Instructions to follow: Write out each record below exactly as it appears, with no pictures.

Provided material:
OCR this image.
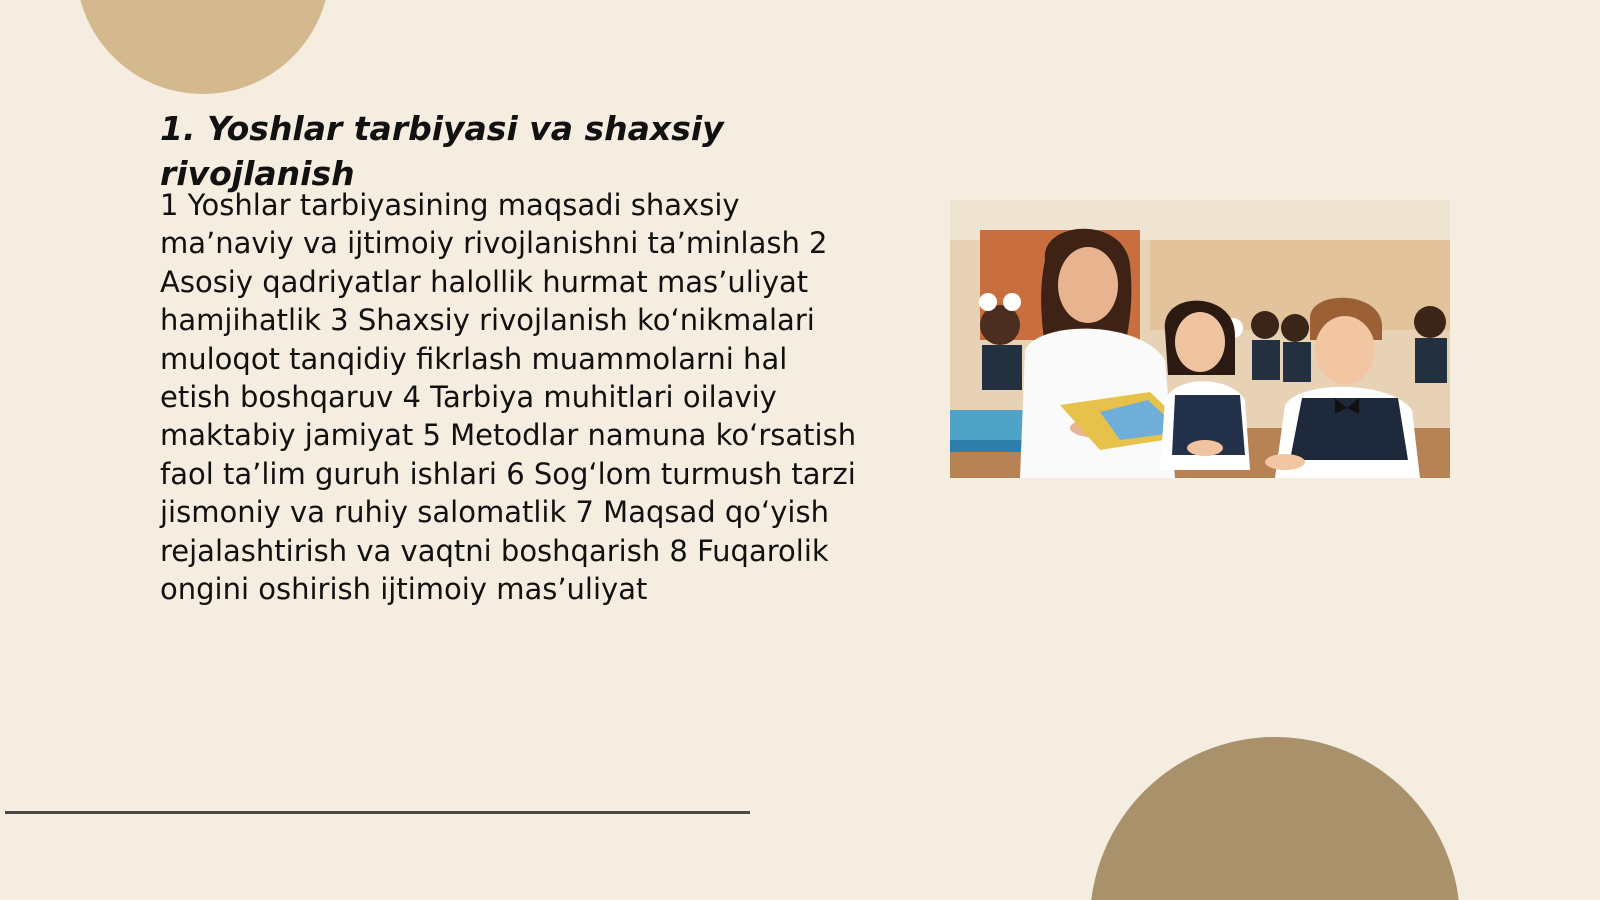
1. Yoshlar tarbiyasi va shaxsiy rivojlanish

1 Yoshlar tarbiyasining maqsadi shaxsiy ma’naviy va ijtimoiy rivojlanishni ta’minlash 2 Asosiy qadriyatlar halollik hurmat mas’uliyat hamjihatlik 3 Shaxsiy rivojlanish ko‘nikmalari muloqot tanqidiy fikrlash muammolarni hal etish boshqaruv 4 Tarbiya muhitlari oilaviy maktabiy jamiyat 5 Metodlar namuna ko‘rsatish faol ta’lim guruh ishlari 6 Sog‘lom turmush tarzi jismoniy va ruhiy salomatlik 7 Maqsad qo‘yish rejalashtirish va vaqtni boshqarish 8 Fuqarolik ongini oshirish ijtimoiy mas’uliyat
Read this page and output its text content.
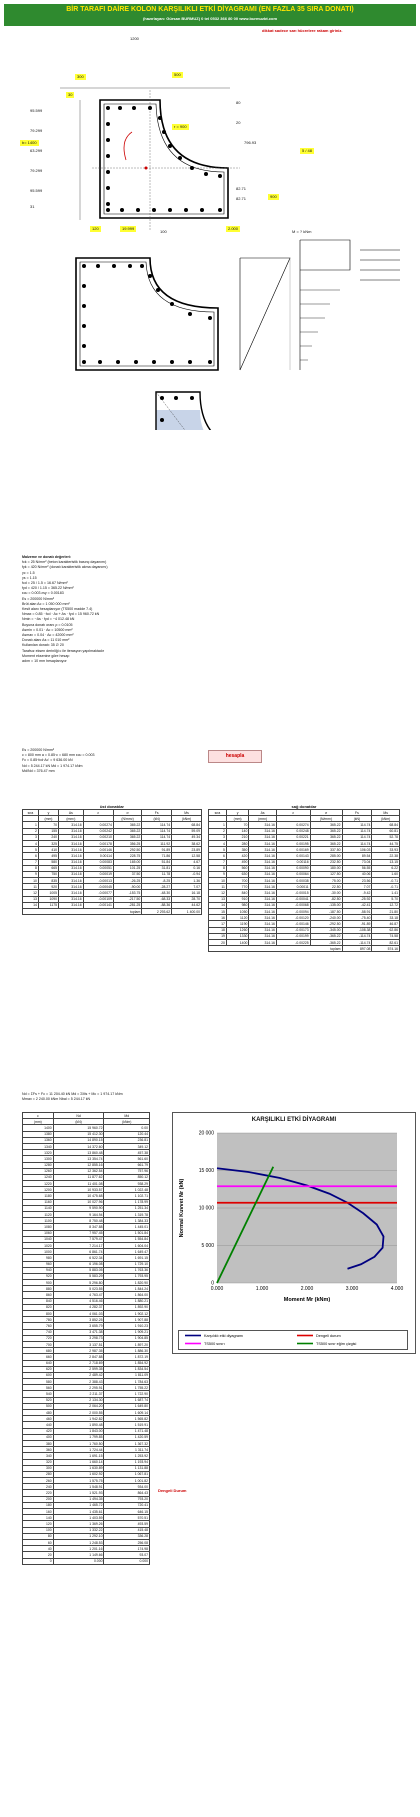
BİR TARAFI DAİRE KOLON KARŞILIKLI ETKİ DİYAGRAMI (EN FAZLA 35 SIRA DONATI)
(hazırlayan: Gürsan BURMUZ) 0 tel 0532 366 80 00 www.burmuzbt.com
dikkat sadece sarı hücrelere rakam giriniz.
1200
300	500
b= 1400
r = 900
5 / 48
900
30
95.599
79.299
63.299
79.299
95.599
31
80
20
796.93
82.71
82.71
120	19.999	2.000
100	M = ? kNm
Malzeme ve donatı değerleri:
fck = 25 N/mm² (beton karakteristik basınç dayanımı)
fyk = 420 N/mm² (donatı karakteristik akma dayanımı)
γc = 1.5
γs = 1.15
fcd = 25 / 1.5 = 16.67 N/mm²
fyd = 420 / 1.15 = 365.22 N/mm²
εcu = 0.003 εsy = 0.00183
Es = 200000 N/mm²
Brüt alan Ac = 1 050 000 mm²
Kesit alanı hesaplanıyor (TS500 madde 7.4)
Nmax = 0.85 · fcd · Ac + As · fyd = 15 960.72 kN
Nmin = −As · fyd = −4 012.48 kN
Boyuna donatı oranı ρ = 0.0105
Asmin = 0.01 · Ac = 10500 mm²
Asmax = 0.04 · Ac = 42000 mm²
Donatı alanı As = 11 010 mm²
Kullanılan donatı: 35 ∅ 20
Tarafsız eksen derinliği c ile iterasyon yapılmaktadır
Moment eksenine göre hesap
adım = 10 mm hesaplanıyor
Es = 200000 N/mm²
c = 800 mm a = 0.85·c = 680 mm εcu = 0.003
Fc = 0.85·fcd·Ac' = 9 636.00 kN
Nd = 5 244.17 kN Md = 1 974.17 kNm
Md/Nd = 376.47 mm
hesapla
üst donatılar
sıra	y	As	ε	σ	Fs	Ms
	(mm)	(mm²)		(N/mm²)	(kN)	(kNm)
1	70	314.16	0.00274	365.22	114.74	68.84
2	155	314.16	0.00242	365.22	114.74	59.09
3	240	314.16	0.00210	365.22	114.74	49.34
4	325	314.16	0.00178	356.25	111.92	38.62
5	410	314.16	0.00146	292.50	91.89	23.89
6	495	314.16	0.00114	228.75	71.86	12.58
7	580	314.16	0.00083	165.00	51.84	4.67
8	665	314.16	0.00051	101.25	31.81	0.16
9	750	314.16	0.00019	37.50	11.78	-0.94
10	835	314.16	-0.00013	-26.25	-8.25	1.36
11	920	314.16	-0.00045	-90.00	-28.27	7.07
12	1005	314.16	-0.00077	-153.75	-48.30	16.18
13	1090	314.16	-0.00109	-217.50	-68.33	28.70
14	1175	314.16	-0.00141	-281.25	-88.36	44.62
toplam					2 293.62	1 400.00
sağ donatılar
sıra	y	As	ε	σ	Fs	Ms
	(mm)	(mm²)		(N/mm²)	(kN)	(kNm)
1	70	314.16	0.00274	365.22	114.74	68.84
2	140	314.16	0.00248	365.22	114.74	60.81
3	210	314.16	0.00221	365.22	114.74	52.78
4	280	314.16	0.00195	365.22	114.74	44.75
5	350	314.16	0.00169	337.50	106.03	33.93
6	420	314.16	0.00143	285.00	89.54	22.38
7	490	314.16	0.00116	232.50	73.04	13.15
8	560	314.16	0.00090	180.00	56.55	6.22
9	630	314.16	0.00064	127.50	40.06	1.60
10	700	314.16	0.00038	75.00	23.56	-0.71
11	770	314.16	0.00011	22.50	7.07	-0.71
12	840	314.16	-0.00015	-30.00	-9.42	1.41
13	910	314.16	-0.00041	-82.50	-25.92	5.70
14	980	314.16	-0.00068	-135.00	-42.41	12.72
15	1050	314.16	-0.00094	-187.50	-58.91	21.80
16	1120	314.16	-0.00120	-240.00	-75.40	33.18
17	1190	314.16	-0.00146	-292.50	-91.89	46.87
18	1260	314.16	-0.00173	-345.00	-108.38	62.86
19	1330	314.16	-0.00199	-365.22	-114.74	74.58
20	1400	314.16	-0.00225	-365.22	-114.74	82.61
toplam					897.08	574.16
Nd = ΣFs + Fc = 11 204.40 kN Md = ΣMs + Mc = 1 974.17 kNm
Mmax = 2 240.00 kNm Nbal = 5 244.17 kN
c	Nd	Md
(mm)	(kN)	(kNm)
1400	15 960.72	0.00
1380	15 412.30	120.44
1360	14 890.15	236.81
1340	14 372.60	349.12
1320	13 860.48	457.38
1300	13 354.74	561.60
1280	12 855.16	661.79
1260	12 362.54	757.96
1240	11 877.62	850.12
1220	11 401.08	938.29
1200	10 933.57	1 022.48
1180	10 475.68	1 102.71
1160	10 027.96	1 178.99
1140	9 590.90	1 251.34
1120	9 164.94	1 319.78
1100	8 750.48	1 384.33
1080	8 347.88	1 445.01
1060	7 957.45	1 501.84
1040	7 579.47	1 554.84
1020	7 214.17	1 604.04
1000	6 861.74	1 649.47
980	6 522.34	1 691.15
960	6 196.08	1 729.10
940	5 883.05	1 763.36
920	5 583.29	1 793.95
900	5 296.80	1 820.90
880	5 023.55	1 844.24
860	4 763.47	1 864.00
840	4 516.46	1 880.21
820	4 282.37	1 892.90
800	4 061.03	1 902.12
780	3 852.25	1 907.88
760	3 655.79	1 910.23
740	3 471.38	1 909.21
720	3 298.73	1 904.85
700	3 137.51	1 897.20
680	2 987.35	1 886.30
660	2 847.88	1 872.19
640	2 718.69	1 854.92
620	2 599.35	1 834.54
600	2 489.42	1 811.09
580	2 388.43	1 784.63
560	2 295.91	1 755.22
540	2 211.37	1 722.90
520	2 134.30	1 687.74
500	2 064.20	1 649.80
480	2 000.55	1 609.14
460	1 942.82	1 565.82
440	1 890.48	1 519.91
420	1 843.00	1 471.48
400	1 799.85	1 420.59
380	1 760.50	1 367.32
360	1 724.44	1 311.74
340	1 691.15	1 253.92
320	1 660.14	1 193.94
300	1 630.89	1 131.88
280	1 602.92	1 067.81
260	1 575.75	1 001.82
240	1 548.91	934.00
220	1 521.93	864.43
200	1 494.35	793.20
180	1 465.72	720.41
160	1 435.61	646.15
140	1 403.59	570.51
120	1 369.26	493.59
100	1 332.22	415.48
80	1 292.10	336.28
60	1 248.53	256.08
40	1 201.16	174.98
20	1 149.66	93.07
0	0.000	0.000
Dengeli Durum
KARŞILIKLI ETKİ DİYAGRAMI
0
5 000
10 000
15 000
20 000
0.000	1.000	2.000	3.000	4.000
Moment Mr (kNm)
Normal Kuvvet Nr (kN)
Karşılıklı etki diyagramı	Dengeli durum
TS500 sınırı	TS500 sınır eğim çizgisi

Completed task:
OCR this image.
1. Yoshlar tarbiyasi va shaxsiy rivojlanish

1 Yoshlar tarbiyasining maqsadi shaxsiy ma’naviy va ijtimoiy rivojlanishni ta’minlash 2 Asosiy qadriyatlar halollik hurmat mas’uliyat hamjihatlik 3 Shaxsiy rivojlanish ko‘nikmalari muloqot tanqidiy fikrlash muammolarni hal etish boshqaruv 4 Tarbiya muhitlari oilaviy maktabiy jamiyat 5 Metodlar namuna ko‘rsatish faol ta’lim guruh ishlari 6 Sog‘lom turmush tarzi jismoniy va ruhiy salomatlik 7 Maqsad qo‘yish rejalashtirish va vaqtni boshqarish 8 Fuqarolik ongini oshirish ijtimoiy mas’uliyat
Read this page and output its text content.
BİR TARAFI DAİRE KOLON KARŞILIKLI ETKİ DİYAGRAMI (EN FAZLA 35 SIRA DONATI)
(hazırlayan: Gürsan BURMUZ) 0 tel 0532 366 80 00 www.burmuzbt.com
dikkat sadece sarı hücrelere rakam giriniz.
1200
300	500
b= 1400
r = 900
5 / 48
900
30
95.599
79.299
63.299
79.299
95.599
31
80
20
796.93
82.71
82.71
120	19.999	2.000
100	M = ? kNm
Malzeme ve donatı değerleri:
fck = 25 N/mm² (beton karakteristik basınç dayanımı)
fyk = 420 N/mm² (donatı karakteristik akma dayanımı)
γc = 1.5
γs = 1.15
fcd = 25 / 1.5 = 16.67 N/mm²
fyd = 420 / 1.15 = 365.22 N/mm²
εcu = 0.003 εsy = 0.00183
Es = 200000 N/mm²
Brüt alan Ac = 1 050 000 mm²
Kesit alanı hesaplanıyor (TS500 madde 7.4)
Nmax = 0.85 · fcd · Ac + As · fyd = 15 960.72 kN
Nmin = −As · fyd = −4 012.48 kN
Boyuna donatı oranı ρ = 0.0105
Asmin = 0.01 · Ac = 10500 mm²
Asmax = 0.04 · Ac = 42000 mm²
Donatı alanı As = 11 010 mm²
Kullanılan donatı: 35 ∅ 20
Tarafsız eksen derinliği c ile iterasyon yapılmaktadır
Moment eksenine göre hesap
adım = 10 mm hesaplanıyor
Es = 200000 N/mm²
c = 800 mm a = 0.85·c = 680 mm εcu = 0.003
Fc = 0.85·fcd·Ac' = 9 636.00 kN
Nd = 5 244.17 kN Md = 1 974.17 kNm
Md/Nd = 376.47 mm
hesapla
üst donatılar
sıra	y	As	ε	σ	Fs	Ms
	(mm)	(mm²)		(N/mm²)	(kN)	(kNm)
1	70	314.16	0.00274	365.22	114.74	68.84
2	155	314.16	0.00242	365.22	114.74	59.09
3	240	314.16	0.00210	365.22	114.74	49.34
4	325	314.16	0.00178	356.25	111.92	38.62
5	410	314.16	0.00146	292.50	91.89	23.89
6	495	314.16	0.00114	228.75	71.86	12.58
7	580	314.16	0.00083	165.00	51.84	4.67
8	665	314.16	0.00051	101.25	31.81	0.16
9	750	314.16	0.00019	37.50	11.78	-0.94
10	835	314.16	-0.00013	-26.25	-8.25	1.36
11	920	314.16	-0.00045	-90.00	-28.27	7.07
12	1005	314.16	-0.00077	-153.75	-48.30	16.18
13	1090	314.16	-0.00109	-217.50	-68.33	28.70
14	1175	314.16	-0.00141	-281.25	-88.36	44.62
toplam					2 293.62	1 400.00
sağ donatılar
sıra	y	As	ε	σ	Fs	Ms
	(mm)	(mm²)		(N/mm²)	(kN)	(kNm)
1	70	314.16	0.00274	365.22	114.74	68.84
2	140	314.16	0.00248	365.22	114.74	60.81
3	210	314.16	0.00221	365.22	114.74	52.78
4	280	314.16	0.00195	365.22	114.74	44.75
5	350	314.16	0.00169	337.50	106.03	33.93
6	420	314.16	0.00143	285.00	89.54	22.38
7	490	314.16	0.00116	232.50	73.04	13.15
8	560	314.16	0.00090	180.00	56.55	6.22
9	630	314.16	0.00064	127.50	40.06	1.60
10	700	314.16	0.00038	75.00	23.56	-0.71
11	770	314.16	0.00011	22.50	7.07	-0.71
12	840	314.16	-0.00015	-30.00	-9.42	1.41
13	910	314.16	-0.00041	-82.50	-25.92	5.70
14	980	314.16	-0.00068	-135.00	-42.41	12.72
15	1050	314.16	-0.00094	-187.50	-58.91	21.80
16	1120	314.16	-0.00120	-240.00	-75.40	33.18
17	1190	314.16	-0.00146	-292.50	-91.89	46.87
18	1260	314.16	-0.00173	-345.00	-108.38	62.86
19	1330	314.16	-0.00199	-365.22	-114.74	74.58
20	1400	314.16	-0.00225	-365.22	-114.74	82.61
toplam					897.08	574.16
Nd = ΣFs + Fc = 11 204.40 kN Md = ΣMs + Mc = 1 974.17 kNm
Mmax = 2 240.00 kNm Nbal = 5 244.17 kN
c	Nd	Md
(mm)	(kN)	(kNm)
1400	15 960.72	0.00
1380	15 412.30	120.44
1360	14 890.15	236.81
1340	14 372.60	349.12
1320	13 860.48	457.38
1300	13 354.74	561.60
1280	12 855.16	661.79
1260	12 362.54	757.96
1240	11 877.62	850.12
1220	11 401.08	938.29
1200	10 933.57	1 022.48
1180	10 475.68	1 102.71
1160	10 027.96	1 178.99
1140	9 590.90	1 251.34
1120	9 164.94	1 319.78
1100	8 750.48	1 384.33
1080	8 347.88	1 445.01
1060	7 957.45	1 501.84
1040	7 579.47	1 554.84
1020	7 214.17	1 604.04
1000	6 861.74	1 649.47
980	6 522.34	1 691.15
960	6 196.08	1 729.10
940	5 883.05	1 763.36
920	5 583.29	1 793.95
900	5 296.80	1 820.90
880	5 023.55	1 844.24
860	4 763.47	1 864.00
840	4 516.46	1 880.21
820	4 282.37	1 892.90
800	4 061.03	1 902.12
780	3 852.25	1 907.88
760	3 655.79	1 910.23
740	3 471.38	1 909.21
720	3 298.73	1 904.85
700	3 137.51	1 897.20
680	2 987.35	1 886.30
660	2 847.88	1 872.19
640	2 718.69	1 854.92
620	2 599.35	1 834.54
600	2 489.42	1 811.09
580	2 388.43	1 784.63
560	2 295.91	1 755.22
540	2 211.37	1 722.90
520	2 134.30	1 687.74
500	2 064.20	1 649.80
480	2 000.55	1 609.14
460	1 942.82	1 565.82
440	1 890.48	1 519.91
420	1 843.00	1 471.48
400	1 799.85	1 420.59
380	1 760.50	1 367.32
360	1 724.44	1 311.74
340	1 691.15	1 253.92
320	1 660.14	1 193.94
300	1 630.89	1 131.88
280	1 602.92	1 067.81
260	1 575.75	1 001.82
240	1 548.91	934.00
220	1 521.93	864.43
200	1 494.35	793.20
180	1 465.72	720.41
160	1 435.61	646.15
140	1 403.59	570.51
120	1 369.26	493.59
100	1 332.22	415.48
80	1 292.10	336.28
60	1 248.53	256.08
40	1 201.16	174.98
20	1 149.66	93.07
0	0.000	0.000
Dengeli Durum
KARŞILIKLI ETKİ DİYAGRAMI
0
5 000
10 000
15 000
20 000
0.000	1.000	2.000	3.000	4.000
Moment Mr (kNm)
Normal Kuvvet Nr (kN)
Karşılıklı etki diyagramı	Dengeli durum
TS500 sınırı	TS500 sınır eğim çizgisi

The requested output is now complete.